Retype the material word for word.

+---+

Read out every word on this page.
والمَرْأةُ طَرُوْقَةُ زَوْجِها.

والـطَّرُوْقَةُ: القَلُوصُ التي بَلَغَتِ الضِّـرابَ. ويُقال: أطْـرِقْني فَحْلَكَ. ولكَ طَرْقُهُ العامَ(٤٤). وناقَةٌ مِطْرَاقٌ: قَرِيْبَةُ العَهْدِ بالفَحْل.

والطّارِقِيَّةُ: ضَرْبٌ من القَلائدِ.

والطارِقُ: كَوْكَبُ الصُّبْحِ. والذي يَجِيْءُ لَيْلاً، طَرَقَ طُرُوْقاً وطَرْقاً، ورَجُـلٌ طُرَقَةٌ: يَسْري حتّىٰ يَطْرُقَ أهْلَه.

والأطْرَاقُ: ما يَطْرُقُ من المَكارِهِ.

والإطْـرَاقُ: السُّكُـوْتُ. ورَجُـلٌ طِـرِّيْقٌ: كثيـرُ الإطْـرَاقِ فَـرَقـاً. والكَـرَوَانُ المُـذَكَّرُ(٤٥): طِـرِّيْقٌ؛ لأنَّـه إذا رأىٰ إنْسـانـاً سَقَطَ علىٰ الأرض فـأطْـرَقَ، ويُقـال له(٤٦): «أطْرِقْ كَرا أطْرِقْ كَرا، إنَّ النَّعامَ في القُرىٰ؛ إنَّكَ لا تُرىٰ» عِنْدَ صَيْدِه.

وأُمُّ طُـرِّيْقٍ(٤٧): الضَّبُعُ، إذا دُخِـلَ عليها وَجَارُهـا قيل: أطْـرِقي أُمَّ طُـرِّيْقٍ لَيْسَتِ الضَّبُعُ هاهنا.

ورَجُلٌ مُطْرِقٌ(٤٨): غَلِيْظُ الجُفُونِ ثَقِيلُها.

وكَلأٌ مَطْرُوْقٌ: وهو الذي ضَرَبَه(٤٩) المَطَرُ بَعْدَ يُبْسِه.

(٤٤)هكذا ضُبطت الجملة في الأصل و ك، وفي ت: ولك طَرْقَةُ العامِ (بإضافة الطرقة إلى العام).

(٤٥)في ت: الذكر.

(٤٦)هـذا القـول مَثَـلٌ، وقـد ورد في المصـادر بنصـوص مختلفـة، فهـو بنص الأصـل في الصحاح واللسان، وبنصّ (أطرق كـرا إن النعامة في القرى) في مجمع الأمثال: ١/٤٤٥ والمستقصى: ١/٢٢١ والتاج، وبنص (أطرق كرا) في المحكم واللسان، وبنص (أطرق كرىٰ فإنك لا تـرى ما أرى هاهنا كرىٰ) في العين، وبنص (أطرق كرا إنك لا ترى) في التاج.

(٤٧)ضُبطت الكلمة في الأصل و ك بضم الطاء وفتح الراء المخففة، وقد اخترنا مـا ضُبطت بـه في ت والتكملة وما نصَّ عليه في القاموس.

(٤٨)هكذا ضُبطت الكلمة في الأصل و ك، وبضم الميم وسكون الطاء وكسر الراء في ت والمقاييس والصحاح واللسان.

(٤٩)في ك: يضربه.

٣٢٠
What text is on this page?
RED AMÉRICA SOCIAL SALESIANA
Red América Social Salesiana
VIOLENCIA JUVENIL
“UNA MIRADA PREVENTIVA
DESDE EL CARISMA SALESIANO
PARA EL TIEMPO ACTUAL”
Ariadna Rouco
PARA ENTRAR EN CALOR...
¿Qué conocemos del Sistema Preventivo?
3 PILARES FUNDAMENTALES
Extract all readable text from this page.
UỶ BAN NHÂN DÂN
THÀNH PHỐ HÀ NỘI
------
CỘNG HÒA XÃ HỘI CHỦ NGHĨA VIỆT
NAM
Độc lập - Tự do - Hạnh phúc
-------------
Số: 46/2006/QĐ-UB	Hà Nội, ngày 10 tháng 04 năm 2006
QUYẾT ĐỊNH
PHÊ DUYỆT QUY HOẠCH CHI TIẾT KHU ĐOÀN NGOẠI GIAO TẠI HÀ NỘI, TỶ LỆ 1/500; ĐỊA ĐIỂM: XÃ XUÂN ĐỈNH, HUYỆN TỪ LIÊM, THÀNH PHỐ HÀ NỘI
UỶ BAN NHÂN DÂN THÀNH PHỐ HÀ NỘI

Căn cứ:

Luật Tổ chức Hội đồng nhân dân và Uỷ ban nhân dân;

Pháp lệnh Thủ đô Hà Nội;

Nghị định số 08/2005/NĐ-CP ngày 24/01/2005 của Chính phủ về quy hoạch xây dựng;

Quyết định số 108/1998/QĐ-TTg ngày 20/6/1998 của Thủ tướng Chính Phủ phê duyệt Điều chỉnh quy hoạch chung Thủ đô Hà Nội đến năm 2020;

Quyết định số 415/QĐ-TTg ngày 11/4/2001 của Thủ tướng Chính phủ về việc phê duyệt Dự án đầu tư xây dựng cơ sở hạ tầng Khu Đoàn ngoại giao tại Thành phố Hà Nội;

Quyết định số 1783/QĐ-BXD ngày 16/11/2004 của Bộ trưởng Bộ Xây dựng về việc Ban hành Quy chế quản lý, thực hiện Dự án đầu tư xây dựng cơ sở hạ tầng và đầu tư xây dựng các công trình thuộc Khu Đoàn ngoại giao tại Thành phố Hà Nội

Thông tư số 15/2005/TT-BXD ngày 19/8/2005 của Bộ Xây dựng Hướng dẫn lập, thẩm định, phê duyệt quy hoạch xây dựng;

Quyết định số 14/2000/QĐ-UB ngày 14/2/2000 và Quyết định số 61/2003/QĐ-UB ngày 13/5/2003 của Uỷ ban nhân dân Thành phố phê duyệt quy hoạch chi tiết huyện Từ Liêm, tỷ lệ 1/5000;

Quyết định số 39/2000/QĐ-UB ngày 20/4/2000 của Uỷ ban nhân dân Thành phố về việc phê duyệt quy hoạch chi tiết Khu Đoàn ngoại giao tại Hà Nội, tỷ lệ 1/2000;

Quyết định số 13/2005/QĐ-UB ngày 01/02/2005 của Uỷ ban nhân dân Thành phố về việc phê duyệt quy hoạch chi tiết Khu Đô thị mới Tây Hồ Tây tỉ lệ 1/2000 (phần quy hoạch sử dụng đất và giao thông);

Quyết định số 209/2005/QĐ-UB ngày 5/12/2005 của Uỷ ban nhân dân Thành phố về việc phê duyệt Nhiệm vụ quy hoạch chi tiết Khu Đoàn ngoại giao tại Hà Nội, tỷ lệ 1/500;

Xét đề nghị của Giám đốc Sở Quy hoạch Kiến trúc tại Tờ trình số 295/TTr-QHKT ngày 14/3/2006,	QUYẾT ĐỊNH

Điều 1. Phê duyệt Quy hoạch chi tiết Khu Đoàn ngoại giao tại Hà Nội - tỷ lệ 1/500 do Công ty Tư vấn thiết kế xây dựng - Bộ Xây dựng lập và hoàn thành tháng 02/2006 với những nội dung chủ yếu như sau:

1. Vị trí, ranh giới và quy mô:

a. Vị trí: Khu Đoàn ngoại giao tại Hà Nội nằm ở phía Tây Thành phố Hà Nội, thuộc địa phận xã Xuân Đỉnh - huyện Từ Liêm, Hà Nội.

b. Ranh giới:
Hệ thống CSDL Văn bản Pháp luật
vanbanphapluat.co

+---+

[Solution to the problem]:
Read out every word on this page.
والمَرْأةُ طَرُوْقَةُ زَوْجِها.

والـطَّرُوْقَةُ: القَلُوصُ التي بَلَغَتِ الضِّـرابَ. ويُقال: أطْـرِقْني فَحْلَكَ. ولكَ طَرْقُهُ العامَ(٤٤). وناقَةٌ مِطْرَاقٌ: قَرِيْبَةُ العَهْدِ بالفَحْل.

والطّارِقِيَّةُ: ضَرْبٌ من القَلائدِ.

والطارِقُ: كَوْكَبُ الصُّبْحِ. والذي يَجِيْءُ لَيْلاً، طَرَقَ طُرُوْقاً وطَرْقاً، ورَجُـلٌ طُرَقَةٌ: يَسْري حتّىٰ يَطْرُقَ أهْلَه.

والأطْرَاقُ: ما يَطْرُقُ من المَكارِهِ.

والإطْـرَاقُ: السُّكُـوْتُ. ورَجُـلٌ طِـرِّيْقٌ: كثيـرُ الإطْـرَاقِ فَـرَقـاً. والكَـرَوَانُ المُـذَكَّرُ(٤٥): طِـرِّيْقٌ؛ لأنَّـه إذا رأىٰ إنْسـانـاً سَقَطَ علىٰ الأرض فـأطْـرَقَ، ويُقـال له(٤٦): «أطْرِقْ كَرا أطْرِقْ كَرا، إنَّ النَّعامَ في القُرىٰ؛ إنَّكَ لا تُرىٰ» عِنْدَ صَيْدِه.

وأُمُّ طُـرِّيْقٍ(٤٧): الضَّبُعُ، إذا دُخِـلَ عليها وَجَارُهـا قيل: أطْـرِقي أُمَّ طُـرِّيْقٍ لَيْسَتِ الضَّبُعُ هاهنا.

ورَجُلٌ مُطْرِقٌ(٤٨): غَلِيْظُ الجُفُونِ ثَقِيلُها.

وكَلأٌ مَطْرُوْقٌ: وهو الذي ضَرَبَه(٤٩) المَطَرُ بَعْدَ يُبْسِه.

(٤٤)هكذا ضُبطت الجملة في الأصل و ك، وفي ت: ولك طَرْقَةُ العامِ (بإضافة الطرقة إلى العام).

(٤٥)في ت: الذكر.

(٤٦)هـذا القـول مَثَـلٌ، وقـد ورد في المصـادر بنصـوص مختلفـة، فهـو بنص الأصـل في الصحاح واللسان، وبنصّ (أطرق كـرا إن النعامة في القرى) في مجمع الأمثال: ١/٤٤٥ والمستقصى: ١/٢٢١ والتاج، وبنص (أطرق كرا) في المحكم واللسان، وبنص (أطرق كرىٰ فإنك لا تـرى ما أرى هاهنا كرىٰ) في العين، وبنص (أطرق كرا إنك لا ترى) في التاج.

(٤٧)ضُبطت الكلمة في الأصل و ك بضم الطاء وفتح الراء المخففة، وقد اخترنا مـا ضُبطت بـه في ت والتكملة وما نصَّ عليه في القاموس.

(٤٨)هكذا ضُبطت الكلمة في الأصل و ك، وبضم الميم وسكون الطاء وكسر الراء في ت والمقاييس والصحاح واللسان.

(٤٩)في ك: يضربه.

٣٢٠
What text is on this page?
RED AMÉRICA SOCIAL SALESIANA
Red América Social Salesiana
VIOLENCIA JUVENIL
“UNA MIRADA PREVENTIVA
DESDE EL CARISMA SALESIANO
PARA EL TIEMPO ACTUAL”
Ariadna Rouco
PARA ENTRAR EN CALOR...
¿Qué conocemos del Sistema Preventivo?
3 PILARES FUNDAMENTALES
Extract all readable text from this page.
UỶ BAN NHÂN DÂN
THÀNH PHỐ HÀ NỘI
------
CỘNG HÒA XÃ HỘI CHỦ NGHĨA VIỆT
NAM
Độc lập - Tự do - Hạnh phúc
-------------
Số: 46/2006/QĐ-UB	Hà Nội, ngày 10 tháng 04 năm 2006
QUYẾT ĐỊNH
PHÊ DUYỆT QUY HOẠCH CHI TIẾT KHU ĐOÀN NGOẠI GIAO TẠI HÀ NỘI, TỶ LỆ 1/500; ĐỊA ĐIỂM: XÃ XUÂN ĐỈNH, HUYỆN TỪ LIÊM, THÀNH PHỐ HÀ NỘI
UỶ BAN NHÂN DÂN THÀNH PHỐ HÀ NỘI

Căn cứ:

Luật Tổ chức Hội đồng nhân dân và Uỷ ban nhân dân;

Pháp lệnh Thủ đô Hà Nội;

Nghị định số 08/2005/NĐ-CP ngày 24/01/2005 của Chính phủ về quy hoạch xây dựng;

Quyết định số 108/1998/QĐ-TTg ngày 20/6/1998 của Thủ tướng Chính Phủ phê duyệt Điều chỉnh quy hoạch chung Thủ đô Hà Nội đến năm 2020;

Quyết định số 415/QĐ-TTg ngày 11/4/2001 của Thủ tướng Chính phủ về việc phê duyệt Dự án đầu tư xây dựng cơ sở hạ tầng Khu Đoàn ngoại giao tại Thành phố Hà Nội;

Quyết định số 1783/QĐ-BXD ngày 16/11/2004 của Bộ trưởng Bộ Xây dựng về việc Ban hành Quy chế quản lý, thực hiện Dự án đầu tư xây dựng cơ sở hạ tầng và đầu tư xây dựng các công trình thuộc Khu Đoàn ngoại giao tại Thành phố Hà Nội

Thông tư số 15/2005/TT-BXD ngày 19/8/2005 của Bộ Xây dựng Hướng dẫn lập, thẩm định, phê duyệt quy hoạch xây dựng;

Quyết định số 14/2000/QĐ-UB ngày 14/2/2000 và Quyết định số 61/2003/QĐ-UB ngày 13/5/2003 của Uỷ ban nhân dân Thành phố phê duyệt quy hoạch chi tiết huyện Từ Liêm, tỷ lệ 1/5000;

Quyết định số 39/2000/QĐ-UB ngày 20/4/2000 của Uỷ ban nhân dân Thành phố về việc phê duyệt quy hoạch chi tiết Khu Đoàn ngoại giao tại Hà Nội, tỷ lệ 1/2000;

Quyết định số 13/2005/QĐ-UB ngày 01/02/2005 của Uỷ ban nhân dân Thành phố về việc phê duyệt quy hoạch chi tiết Khu Đô thị mới Tây Hồ Tây tỉ lệ 1/2000 (phần quy hoạch sử dụng đất và giao thông);

Quyết định số 209/2005/QĐ-UB ngày 5/12/2005 của Uỷ ban nhân dân Thành phố về việc phê duyệt Nhiệm vụ quy hoạch chi tiết Khu Đoàn ngoại giao tại Hà Nội, tỷ lệ 1/500;

Xét đề nghị của Giám đốc Sở Quy hoạch Kiến trúc tại Tờ trình số 295/TTr-QHKT ngày 14/3/2006,	QUYẾT ĐỊNH

Điều 1. Phê duyệt Quy hoạch chi tiết Khu Đoàn ngoại giao tại Hà Nội - tỷ lệ 1/500 do Công ty Tư vấn thiết kế xây dựng - Bộ Xây dựng lập và hoàn thành tháng 02/2006 với những nội dung chủ yếu như sau:

1. Vị trí, ranh giới và quy mô:

a. Vị trí: Khu Đoàn ngoại giao tại Hà Nội nằm ở phía Tây Thành phố Hà Nội, thuộc địa phận xã Xuân Đỉnh - huyện Từ Liêm, Hà Nội.

b. Ranh giới:
Hệ thống CSDL Văn bản Pháp luật
vanbanphapluat.co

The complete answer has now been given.